■ **WRITTEN INSTRUCTION**
Type out all the records word for word. Any pictures are to be left out.

■ **SUPPLIED DATA**

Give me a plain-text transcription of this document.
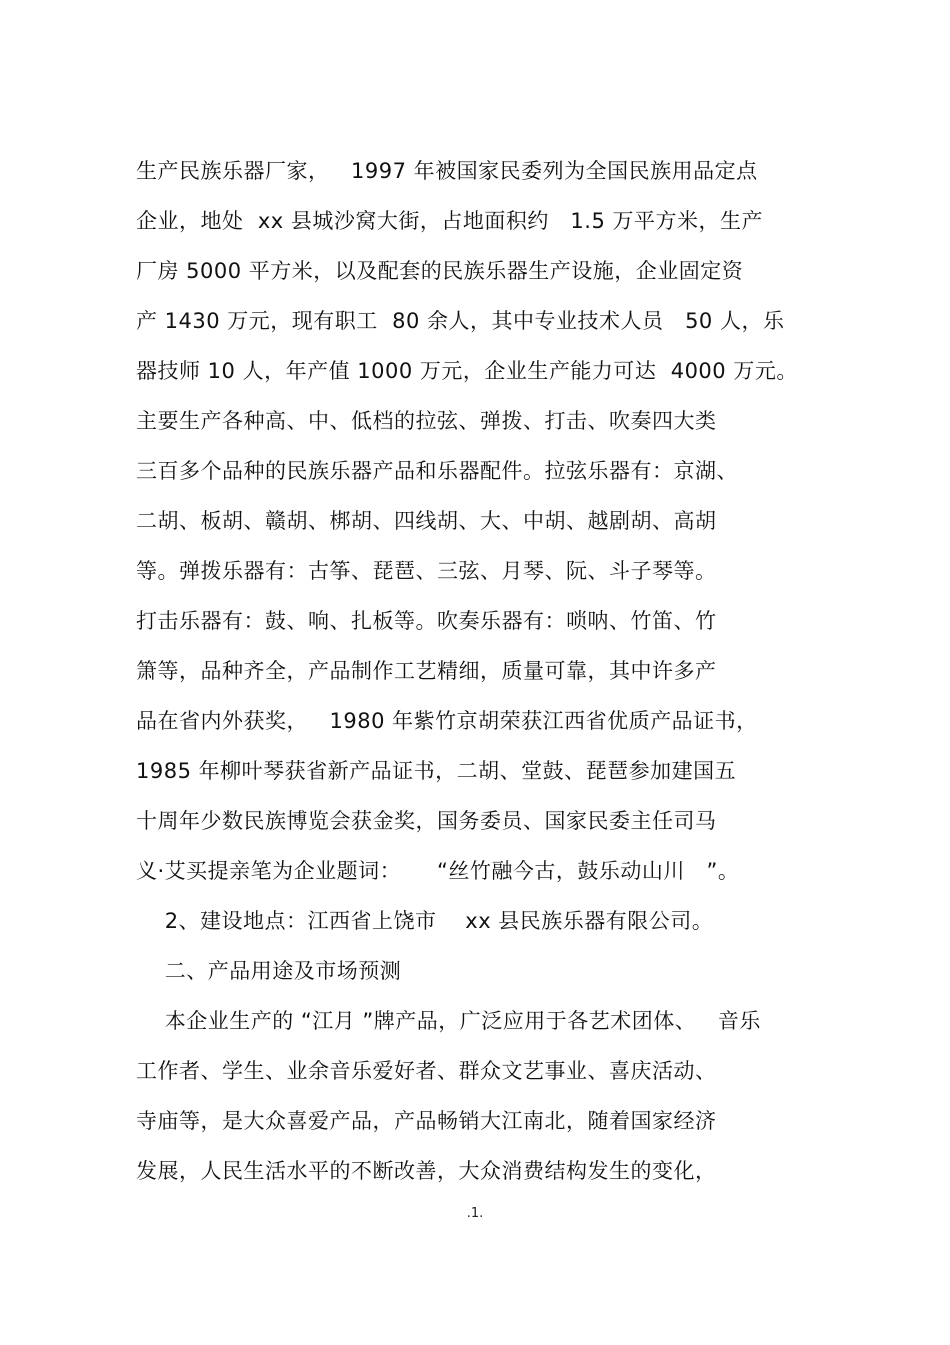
生产民族乐器厂家，   1997 年被国家民委列为全国民族用品定点
企业，地处  xx 县城沙窝大街，占地面积约   1.5 万平方米，生产
厂房 5000 平方米，以及配套的民族乐器生产设施，企业固定资
产 1430 万元，现有职工  80 余人，其中专业技术人员   50 人，乐
器技师 10 人，年产值 1000 万元，企业生产能力可达  4000 万元。
主要生产各种高、中、低档的拉弦、弹拨、打击、吹奏四大类
三百多个品种的民族乐器产品和乐器配件。拉弦乐器有：京湖、
二胡、板胡、赣胡、梆胡、四线胡、大、中胡、越剧胡、高胡
等。弹拨乐器有：古筝、琵琶、三弦、月琴、阮、斗子琴等。
打击乐器有：鼓、响、扎板等。吹奏乐器有：唢呐、竹笛、竹
箫等，品种齐全，产品制作工艺精细，质量可靠，其中许多产
品在省内外获奖，   1980 年紫竹京胡荣获江西省优质产品证书，
1985 年柳叶琴获省新产品证书，二胡、堂鼓、琵琶参加建国五
十周年少数民族博览会获金奖，国务委员、国家民委主任司马
义·艾买提亲笔为企业题词：     “丝竹融今古，鼓乐动山川   ”。
2、建设地点：江西省上饶市    xx 县民族乐器有限公司。
二、产品用途及市场预测
本企业生产的 “江月 ”牌产品，广泛应用于各艺术团体、   音乐
工作者、学生、业余音乐爱好者、群众文艺事业、喜庆活动、
寺庙等，是大众喜爱产品，产品畅销大江南北，随着国家经济
发展，人民生活水平的不断改善，大众消费结构发生的变化，
.1.
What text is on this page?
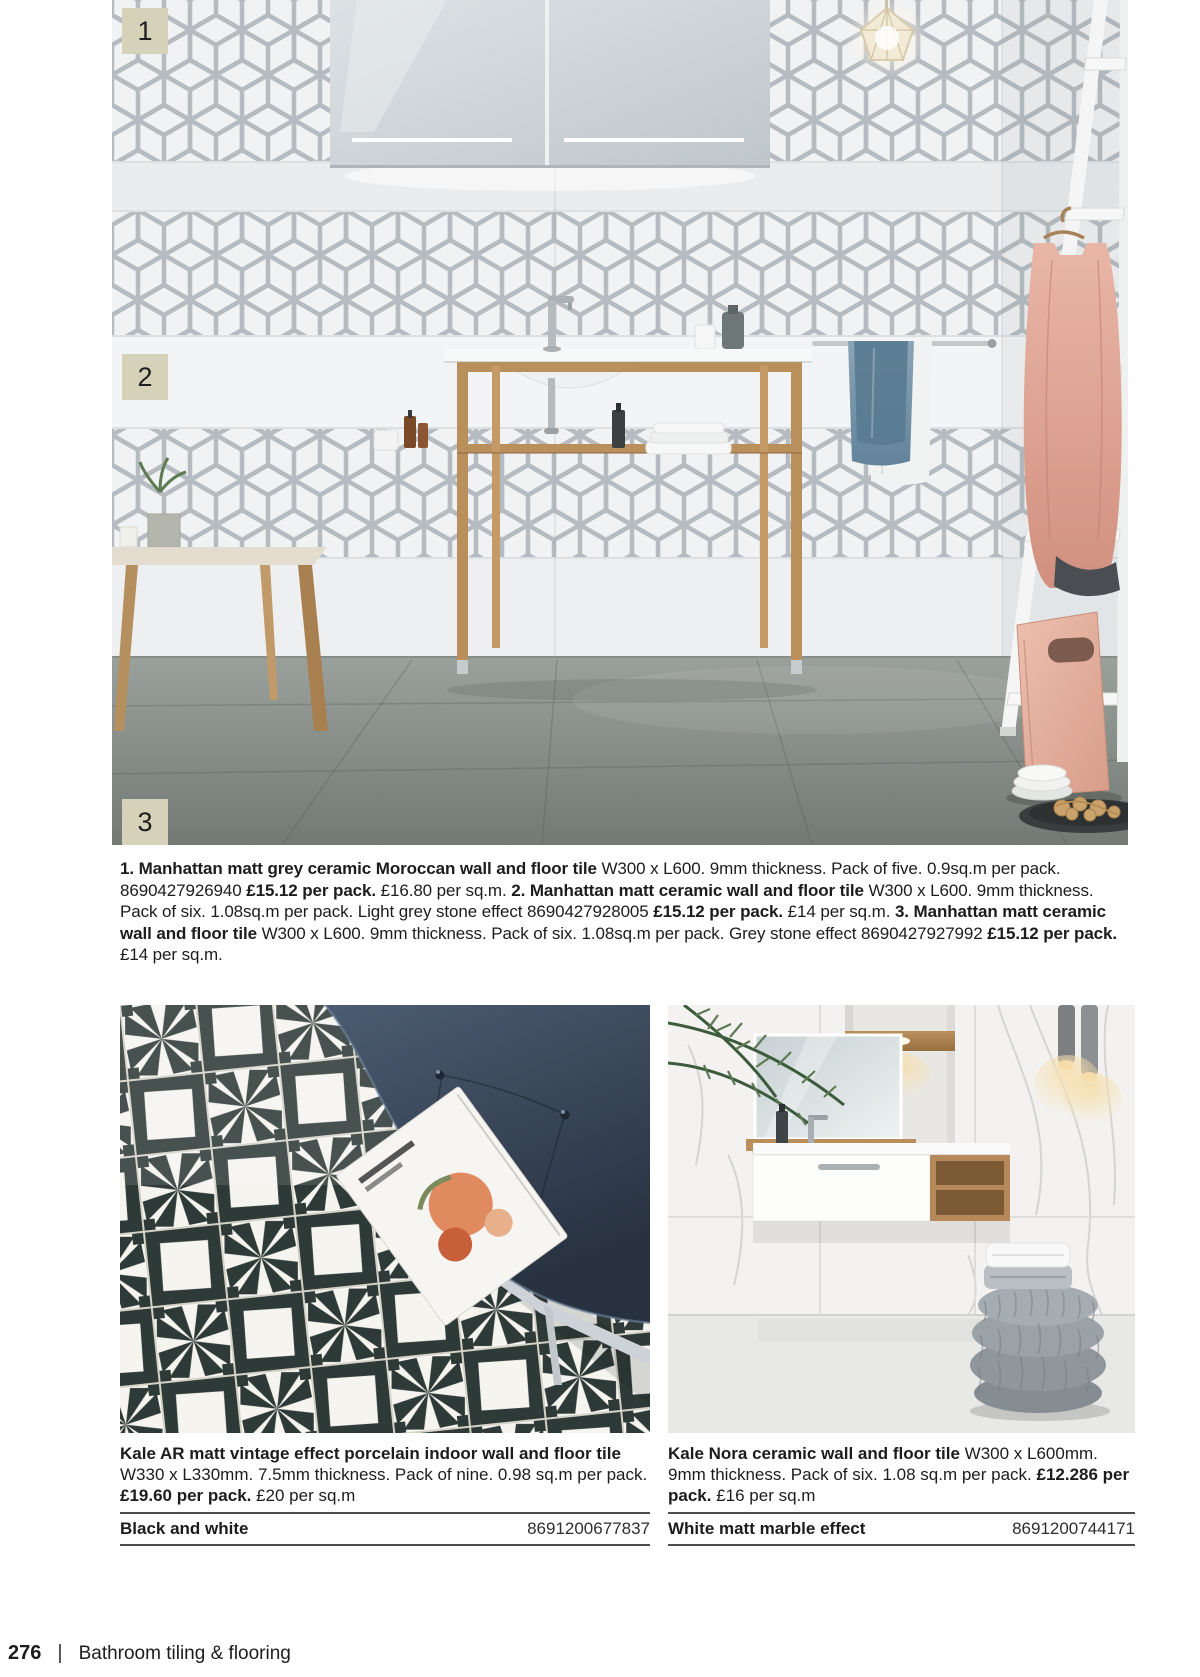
1
2
3

1. Manhattan matt grey ceramic Moroccan wall and floor tile W300 x L600. 9mm thickness. Pack of five. 0.9sq.m per pack. 8690427926940 £15.12 per pack. £16.80 per sq.m. 2. Manhattan matt ceramic wall and floor tile W300 x L600. 9mm thickness. Pack of six. 1.08sq.m per pack. Light grey stone effect 8690427928005 £15.12 per pack. £14 per sq.m. 3. Manhattan matt ceramic wall and floor tile W300 x L600. 9mm thickness. Pack of six. 1.08sq.m per pack. Grey stone effect 8690427927992 £15.12 per pack. £14 per sq.m.

Kale AR matt vintage effect porcelain indoor wall and floor tile W330 x L330mm. 7.5mm thickness. Pack of nine. 0.98 sq.m per pack. £19.60 per pack. £20 per sq.m

Black and white	8691200677837

Kale Nora ceramic wall and floor tile W300 x L600mm. 9mm thickness. Pack of six. 1.08 sq.m per pack. £12.286 per pack. £16 per sq.m

White matt marble effect	8691200744171
276 | Bathroom tiling & flooring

■ **TASK ANSWER**
Give me a plain-text transcription of this document.
生产民族乐器厂家，   1997 年被国家民委列为全国民族用品定点
企业，地处  xx 县城沙窝大街，占地面积约   1.5 万平方米，生产
厂房 5000 平方米，以及配套的民族乐器生产设施，企业固定资
产 1430 万元，现有职工  80 余人，其中专业技术人员   50 人，乐
器技师 10 人，年产值 1000 万元，企业生产能力可达  4000 万元。
主要生产各种高、中、低档的拉弦、弹拨、打击、吹奏四大类
三百多个品种的民族乐器产品和乐器配件。拉弦乐器有：京湖、
二胡、板胡、赣胡、梆胡、四线胡、大、中胡、越剧胡、高胡
等。弹拨乐器有：古筝、琵琶、三弦、月琴、阮、斗子琴等。
打击乐器有：鼓、响、扎板等。吹奏乐器有：唢呐、竹笛、竹
箫等，品种齐全，产品制作工艺精细，质量可靠，其中许多产
品在省内外获奖，   1980 年紫竹京胡荣获江西省优质产品证书，
1985 年柳叶琴获省新产品证书，二胡、堂鼓、琵琶参加建国五
十周年少数民族博览会获金奖，国务委员、国家民委主任司马
义·艾买提亲笔为企业题词：     “丝竹融今古，鼓乐动山川   ”。
2、建设地点：江西省上饶市    xx 县民族乐器有限公司。
二、产品用途及市场预测
本企业生产的 “江月 ”牌产品，广泛应用于各艺术团体、   音乐
工作者、学生、业余音乐爱好者、群众文艺事业、喜庆活动、
寺庙等，是大众喜爱产品，产品畅销大江南北，随着国家经济
发展，人民生活水平的不断改善，大众消费结构发生的变化，
.1.
What text is on this page?
1
2
3

1. Manhattan matt grey ceramic Moroccan wall and floor tile W300 x L600. 9mm thickness. Pack of five. 0.9sq.m per pack. 8690427926940 £15.12 per pack. £16.80 per sq.m. 2. Manhattan matt ceramic wall and floor tile W300 x L600. 9mm thickness. Pack of six. 1.08sq.m per pack. Light grey stone effect 8690427928005 £15.12 per pack. £14 per sq.m. 3. Manhattan matt ceramic wall and floor tile W300 x L600. 9mm thickness. Pack of six. 1.08sq.m per pack. Grey stone effect 8690427927992 £15.12 per pack. £14 per sq.m.

Kale AR matt vintage effect porcelain indoor wall and floor tile W330 x L330mm. 7.5mm thickness. Pack of nine. 0.98 sq.m per pack. £19.60 per pack. £20 per sq.m

Black and white	8691200677837

Kale Nora ceramic wall and floor tile W300 x L600mm. 9mm thickness. Pack of six. 1.08 sq.m per pack. £12.286 per pack. £16 per sq.m

White matt marble effect	8691200744171
276 | Bathroom tiling & flooring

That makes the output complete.